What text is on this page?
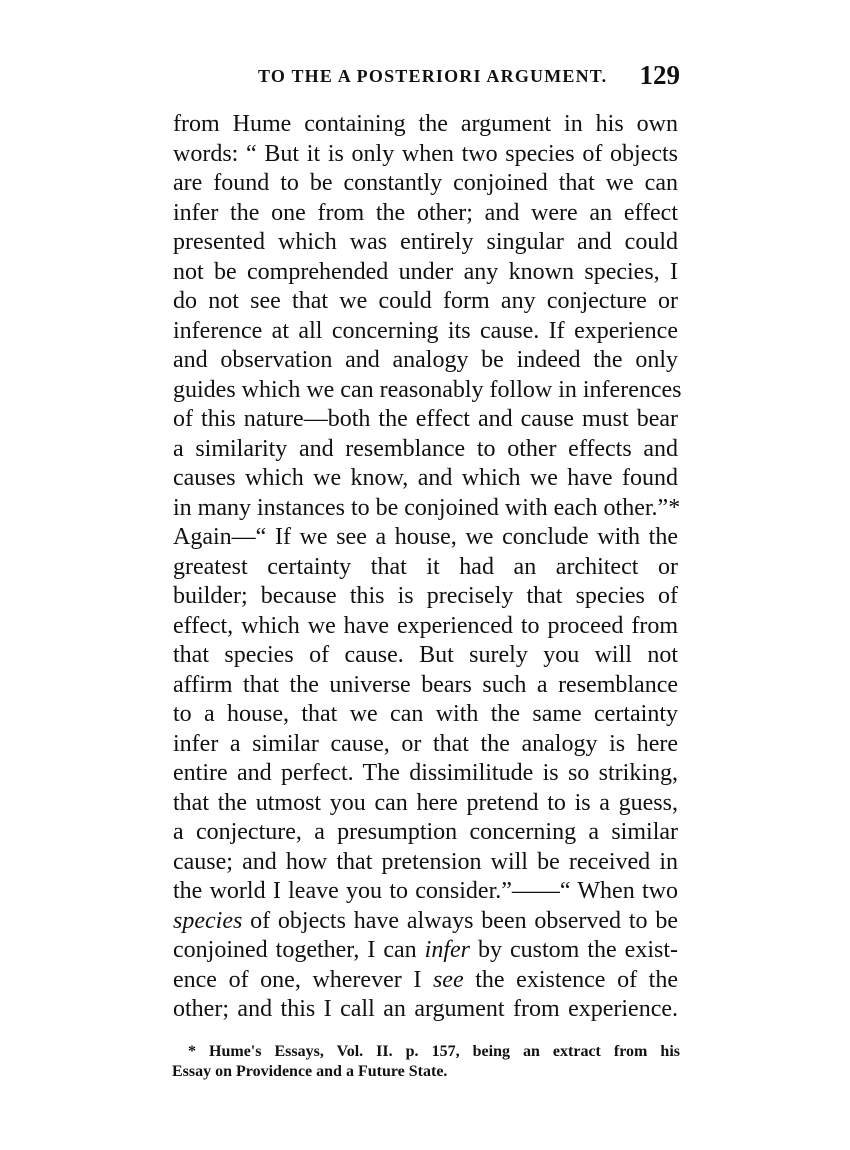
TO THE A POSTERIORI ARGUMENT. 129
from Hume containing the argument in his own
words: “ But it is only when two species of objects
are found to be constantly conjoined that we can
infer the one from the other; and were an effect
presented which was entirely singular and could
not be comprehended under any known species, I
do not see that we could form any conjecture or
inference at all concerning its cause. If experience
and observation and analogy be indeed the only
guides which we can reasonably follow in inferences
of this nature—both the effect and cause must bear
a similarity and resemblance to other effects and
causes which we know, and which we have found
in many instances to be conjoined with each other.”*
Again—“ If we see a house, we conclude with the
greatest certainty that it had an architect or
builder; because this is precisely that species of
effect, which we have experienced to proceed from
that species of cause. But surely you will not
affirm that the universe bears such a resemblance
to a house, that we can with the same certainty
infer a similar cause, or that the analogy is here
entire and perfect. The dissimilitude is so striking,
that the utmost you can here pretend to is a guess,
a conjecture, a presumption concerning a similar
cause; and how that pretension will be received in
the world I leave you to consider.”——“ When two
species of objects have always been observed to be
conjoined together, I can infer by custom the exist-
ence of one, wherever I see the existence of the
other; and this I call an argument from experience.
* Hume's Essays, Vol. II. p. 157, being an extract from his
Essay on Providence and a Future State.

....

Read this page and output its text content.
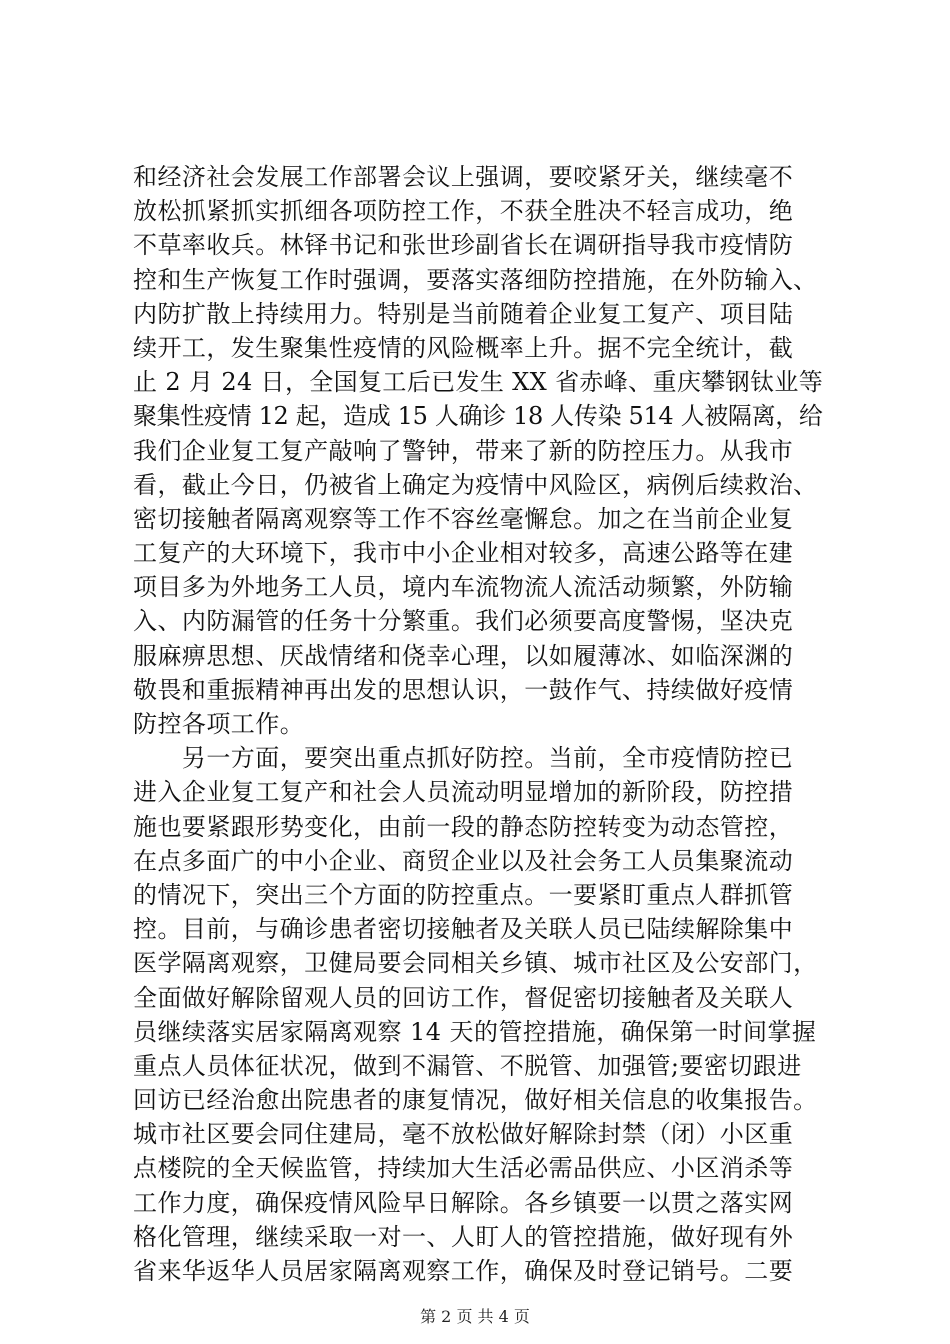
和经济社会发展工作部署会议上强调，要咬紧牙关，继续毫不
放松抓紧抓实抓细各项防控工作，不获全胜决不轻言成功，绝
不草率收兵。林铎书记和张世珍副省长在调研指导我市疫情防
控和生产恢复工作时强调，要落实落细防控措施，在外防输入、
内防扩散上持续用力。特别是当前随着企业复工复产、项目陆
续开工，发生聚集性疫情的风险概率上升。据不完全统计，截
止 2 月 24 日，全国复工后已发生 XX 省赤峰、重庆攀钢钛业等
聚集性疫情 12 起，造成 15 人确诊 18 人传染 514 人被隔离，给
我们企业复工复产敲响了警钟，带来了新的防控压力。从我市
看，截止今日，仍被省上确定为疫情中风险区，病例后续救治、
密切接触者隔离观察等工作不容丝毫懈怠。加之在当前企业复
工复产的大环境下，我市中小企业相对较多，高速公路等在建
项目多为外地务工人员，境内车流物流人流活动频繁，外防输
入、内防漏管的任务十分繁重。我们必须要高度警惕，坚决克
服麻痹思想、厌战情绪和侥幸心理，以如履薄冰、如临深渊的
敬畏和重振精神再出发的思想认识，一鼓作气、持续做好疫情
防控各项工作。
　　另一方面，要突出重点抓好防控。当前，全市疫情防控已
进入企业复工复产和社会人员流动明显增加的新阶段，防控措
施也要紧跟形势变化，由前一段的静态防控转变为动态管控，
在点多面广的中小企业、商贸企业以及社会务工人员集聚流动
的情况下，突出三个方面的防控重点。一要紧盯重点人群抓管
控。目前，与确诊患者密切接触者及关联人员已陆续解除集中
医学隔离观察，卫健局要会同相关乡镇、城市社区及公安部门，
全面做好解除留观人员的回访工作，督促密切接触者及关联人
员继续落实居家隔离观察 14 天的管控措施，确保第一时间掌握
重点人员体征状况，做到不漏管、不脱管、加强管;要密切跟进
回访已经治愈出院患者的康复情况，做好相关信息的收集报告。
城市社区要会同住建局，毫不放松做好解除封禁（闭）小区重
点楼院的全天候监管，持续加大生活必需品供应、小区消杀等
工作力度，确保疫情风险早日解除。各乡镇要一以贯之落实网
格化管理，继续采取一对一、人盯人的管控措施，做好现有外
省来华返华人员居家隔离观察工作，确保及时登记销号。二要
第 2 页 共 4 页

....

- **CHALLENGE**
Your task is to pick out every line with the string "that" and copy it.

- **CORRECT RESULT**
are found to be constantly conjoined that we can
do not see that we could form any conjecture or
greatest certainty that it had an architect or
builder; because this is precisely that species of
that species of cause. But surely you will not
affirm that the universe bears such a resemblance
to a house, that we can with the same certainty
infer a similar cause, or that the analogy is here
that the utmost you can here pretend to is a guess,
cause; and how that pretension will be received in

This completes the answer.